> [Entries shown]

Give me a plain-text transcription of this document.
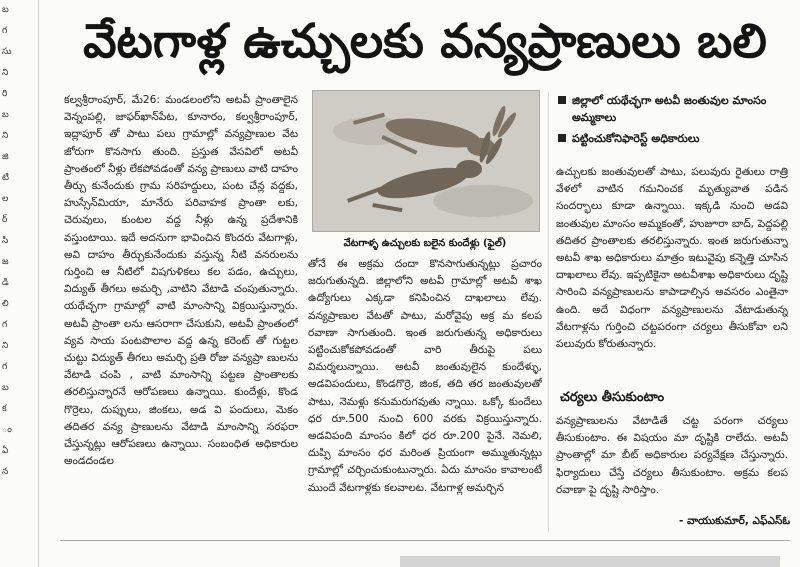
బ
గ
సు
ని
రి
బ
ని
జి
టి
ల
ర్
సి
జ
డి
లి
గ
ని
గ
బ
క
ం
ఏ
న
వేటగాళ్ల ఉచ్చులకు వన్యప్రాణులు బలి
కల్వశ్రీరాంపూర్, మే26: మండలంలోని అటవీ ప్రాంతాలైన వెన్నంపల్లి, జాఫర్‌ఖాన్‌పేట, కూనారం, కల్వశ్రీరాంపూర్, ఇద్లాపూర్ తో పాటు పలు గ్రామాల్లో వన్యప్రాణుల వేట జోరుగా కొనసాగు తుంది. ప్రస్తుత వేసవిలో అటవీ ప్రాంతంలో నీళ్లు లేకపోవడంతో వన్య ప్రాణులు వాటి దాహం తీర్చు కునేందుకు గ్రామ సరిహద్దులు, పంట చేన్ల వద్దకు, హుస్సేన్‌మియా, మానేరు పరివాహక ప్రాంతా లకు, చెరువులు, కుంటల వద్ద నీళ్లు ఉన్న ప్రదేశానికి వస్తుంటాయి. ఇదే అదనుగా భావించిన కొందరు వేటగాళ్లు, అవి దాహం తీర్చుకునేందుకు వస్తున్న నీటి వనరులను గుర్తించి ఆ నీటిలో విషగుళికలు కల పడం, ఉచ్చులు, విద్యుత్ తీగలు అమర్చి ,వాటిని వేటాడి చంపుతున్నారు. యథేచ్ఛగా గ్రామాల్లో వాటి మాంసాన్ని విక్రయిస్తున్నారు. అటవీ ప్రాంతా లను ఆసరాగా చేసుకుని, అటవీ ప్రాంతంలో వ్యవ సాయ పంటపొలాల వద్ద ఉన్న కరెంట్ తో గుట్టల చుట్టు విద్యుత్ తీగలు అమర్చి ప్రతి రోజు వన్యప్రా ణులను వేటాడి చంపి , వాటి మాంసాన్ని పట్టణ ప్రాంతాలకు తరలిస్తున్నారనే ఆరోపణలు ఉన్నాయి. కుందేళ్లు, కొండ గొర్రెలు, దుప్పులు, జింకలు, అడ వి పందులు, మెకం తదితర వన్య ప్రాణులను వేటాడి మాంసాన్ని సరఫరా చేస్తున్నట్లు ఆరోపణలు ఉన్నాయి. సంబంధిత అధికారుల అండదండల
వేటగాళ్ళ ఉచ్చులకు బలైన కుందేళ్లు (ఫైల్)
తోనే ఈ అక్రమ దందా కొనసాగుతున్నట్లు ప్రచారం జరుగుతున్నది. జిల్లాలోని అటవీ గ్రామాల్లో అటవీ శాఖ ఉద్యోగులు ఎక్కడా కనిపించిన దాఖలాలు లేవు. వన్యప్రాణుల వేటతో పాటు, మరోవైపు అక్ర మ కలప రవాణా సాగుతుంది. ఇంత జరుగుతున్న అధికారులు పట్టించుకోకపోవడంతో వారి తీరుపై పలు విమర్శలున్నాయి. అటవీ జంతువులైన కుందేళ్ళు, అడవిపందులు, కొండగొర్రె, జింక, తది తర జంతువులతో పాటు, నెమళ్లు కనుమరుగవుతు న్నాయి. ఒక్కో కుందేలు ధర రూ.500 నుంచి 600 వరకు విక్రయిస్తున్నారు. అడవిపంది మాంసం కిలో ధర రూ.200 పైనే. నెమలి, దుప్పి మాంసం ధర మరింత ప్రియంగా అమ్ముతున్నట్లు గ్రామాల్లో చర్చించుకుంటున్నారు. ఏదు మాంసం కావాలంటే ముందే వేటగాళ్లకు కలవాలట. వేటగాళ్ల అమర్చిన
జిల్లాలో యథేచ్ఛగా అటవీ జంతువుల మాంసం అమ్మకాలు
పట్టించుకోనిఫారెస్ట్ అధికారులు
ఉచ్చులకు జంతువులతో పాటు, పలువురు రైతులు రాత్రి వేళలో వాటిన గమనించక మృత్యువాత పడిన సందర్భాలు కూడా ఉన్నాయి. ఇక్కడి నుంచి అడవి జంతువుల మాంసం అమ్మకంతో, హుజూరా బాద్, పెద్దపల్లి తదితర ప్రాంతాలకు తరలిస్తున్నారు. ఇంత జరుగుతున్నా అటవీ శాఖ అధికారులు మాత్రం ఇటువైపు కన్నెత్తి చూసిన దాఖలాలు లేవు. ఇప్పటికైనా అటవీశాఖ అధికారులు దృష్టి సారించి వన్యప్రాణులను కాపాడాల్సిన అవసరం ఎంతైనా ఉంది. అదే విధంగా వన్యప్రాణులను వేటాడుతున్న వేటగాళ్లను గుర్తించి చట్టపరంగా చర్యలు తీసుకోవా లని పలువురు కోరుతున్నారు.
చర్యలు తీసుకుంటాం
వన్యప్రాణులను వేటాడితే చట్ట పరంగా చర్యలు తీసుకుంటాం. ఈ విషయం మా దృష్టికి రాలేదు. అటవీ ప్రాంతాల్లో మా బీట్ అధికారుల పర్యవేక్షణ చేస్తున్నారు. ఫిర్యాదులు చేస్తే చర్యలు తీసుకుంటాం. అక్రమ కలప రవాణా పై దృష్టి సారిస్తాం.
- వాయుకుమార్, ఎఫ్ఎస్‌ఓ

> [What is expected]
Keep the pictures out of the copy and write out the data exactly as it stands.

> [Answer to the exercise]
Give me a plain-text transcription of this document.
బ
గ
సు
ని
రి
బ
ని
జి
టి
ల
ర్
సి
జ
డి
లి
గ
ని
గ
బ
క
ం
ఏ
న
వేటగాళ్ల ఉచ్చులకు వన్యప్రాణులు బలి
కల్వశ్రీరాంపూర్, మే26: మండలంలోని అటవీ ప్రాంతాలైన వెన్నంపల్లి, జాఫర్‌ఖాన్‌పేట, కూనారం, కల్వశ్రీరాంపూర్, ఇద్లాపూర్ తో పాటు పలు గ్రామాల్లో వన్యప్రాణుల వేట జోరుగా కొనసాగు తుంది. ప్రస్తుత వేసవిలో అటవీ ప్రాంతంలో నీళ్లు లేకపోవడంతో వన్య ప్రాణులు వాటి దాహం తీర్చు కునేందుకు గ్రామ సరిహద్దులు, పంట చేన్ల వద్దకు, హుస్సేన్‌మియా, మానేరు పరివాహక ప్రాంతా లకు, చెరువులు, కుంటల వద్ద నీళ్లు ఉన్న ప్రదేశానికి వస్తుంటాయి. ఇదే అదనుగా భావించిన కొందరు వేటగాళ్లు, అవి దాహం తీర్చుకునేందుకు వస్తున్న నీటి వనరులను గుర్తించి ఆ నీటిలో విషగుళికలు కల పడం, ఉచ్చులు, విద్యుత్ తీగలు అమర్చి ,వాటిని వేటాడి చంపుతున్నారు. యథేచ్ఛగా గ్రామాల్లో వాటి మాంసాన్ని విక్రయిస్తున్నారు. అటవీ ప్రాంతా లను ఆసరాగా చేసుకుని, అటవీ ప్రాంతంలో వ్యవ సాయ పంటపొలాల వద్ద ఉన్న కరెంట్ తో గుట్టల చుట్టు విద్యుత్ తీగలు అమర్చి ప్రతి రోజు వన్యప్రా ణులను వేటాడి చంపి , వాటి మాంసాన్ని పట్టణ ప్రాంతాలకు తరలిస్తున్నారనే ఆరోపణలు ఉన్నాయి. కుందేళ్లు, కొండ గొర్రెలు, దుప్పులు, జింకలు, అడ వి పందులు, మెకం తదితర వన్య ప్రాణులను వేటాడి మాంసాన్ని సరఫరా చేస్తున్నట్లు ఆరోపణలు ఉన్నాయి. సంబంధిత అధికారుల అండదండల
వేటగాళ్ళ ఉచ్చులకు బలైన కుందేళ్లు (ఫైల్)
తోనే ఈ అక్రమ దందా కొనసాగుతున్నట్లు ప్రచారం జరుగుతున్నది. జిల్లాలోని అటవీ గ్రామాల్లో అటవీ శాఖ ఉద్యోగులు ఎక్కడా కనిపించిన దాఖలాలు లేవు. వన్యప్రాణుల వేటతో పాటు, మరోవైపు అక్ర మ కలప రవాణా సాగుతుంది. ఇంత జరుగుతున్న అధికారులు పట్టించుకోకపోవడంతో వారి తీరుపై పలు విమర్శలున్నాయి. అటవీ జంతువులైన కుందేళ్ళు, అడవిపందులు, కొండగొర్రె, జింక, తది తర జంతువులతో పాటు, నెమళ్లు కనుమరుగవుతు న్నాయి. ఒక్కో కుందేలు ధర రూ.500 నుంచి 600 వరకు విక్రయిస్తున్నారు. అడవిపంది మాంసం కిలో ధర రూ.200 పైనే. నెమలి, దుప్పి మాంసం ధర మరింత ప్రియంగా అమ్ముతున్నట్లు గ్రామాల్లో చర్చించుకుంటున్నారు. ఏదు మాంసం కావాలంటే ముందే వేటగాళ్లకు కలవాలట. వేటగాళ్ల అమర్చిన
జిల్లాలో యథేచ్ఛగా అటవీ జంతువుల మాంసం అమ్మకాలు
పట్టించుకోనిఫారెస్ట్ అధికారులు
ఉచ్చులకు జంతువులతో పాటు, పలువురు రైతులు రాత్రి వేళలో వాటిన గమనించక మృత్యువాత పడిన సందర్భాలు కూడా ఉన్నాయి. ఇక్కడి నుంచి అడవి జంతువుల మాంసం అమ్మకంతో, హుజూరా బాద్, పెద్దపల్లి తదితర ప్రాంతాలకు తరలిస్తున్నారు. ఇంత జరుగుతున్నా అటవీ శాఖ అధికారులు మాత్రం ఇటువైపు కన్నెత్తి చూసిన దాఖలాలు లేవు. ఇప్పటికైనా అటవీశాఖ అధికారులు దృష్టి సారించి వన్యప్రాణులను కాపాడాల్సిన అవసరం ఎంతైనా ఉంది. అదే విధంగా వన్యప్రాణులను వేటాడుతున్న వేటగాళ్లను గుర్తించి చట్టపరంగా చర్యలు తీసుకోవా లని పలువురు కోరుతున్నారు.
చర్యలు తీసుకుంటాం
వన్యప్రాణులను వేటాడితే చట్ట పరంగా చర్యలు తీసుకుంటాం. ఈ విషయం మా దృష్టికి రాలేదు. అటవీ ప్రాంతాల్లో మా బీట్ అధికారుల పర్యవేక్షణ చేస్తున్నారు. ఫిర్యాదులు చేస్తే చర్యలు తీసుకుంటాం. అక్రమ కలప రవాణా పై దృష్టి సారిస్తాం.
- వాయుకుమార్, ఎఫ్ఎస్‌ఓ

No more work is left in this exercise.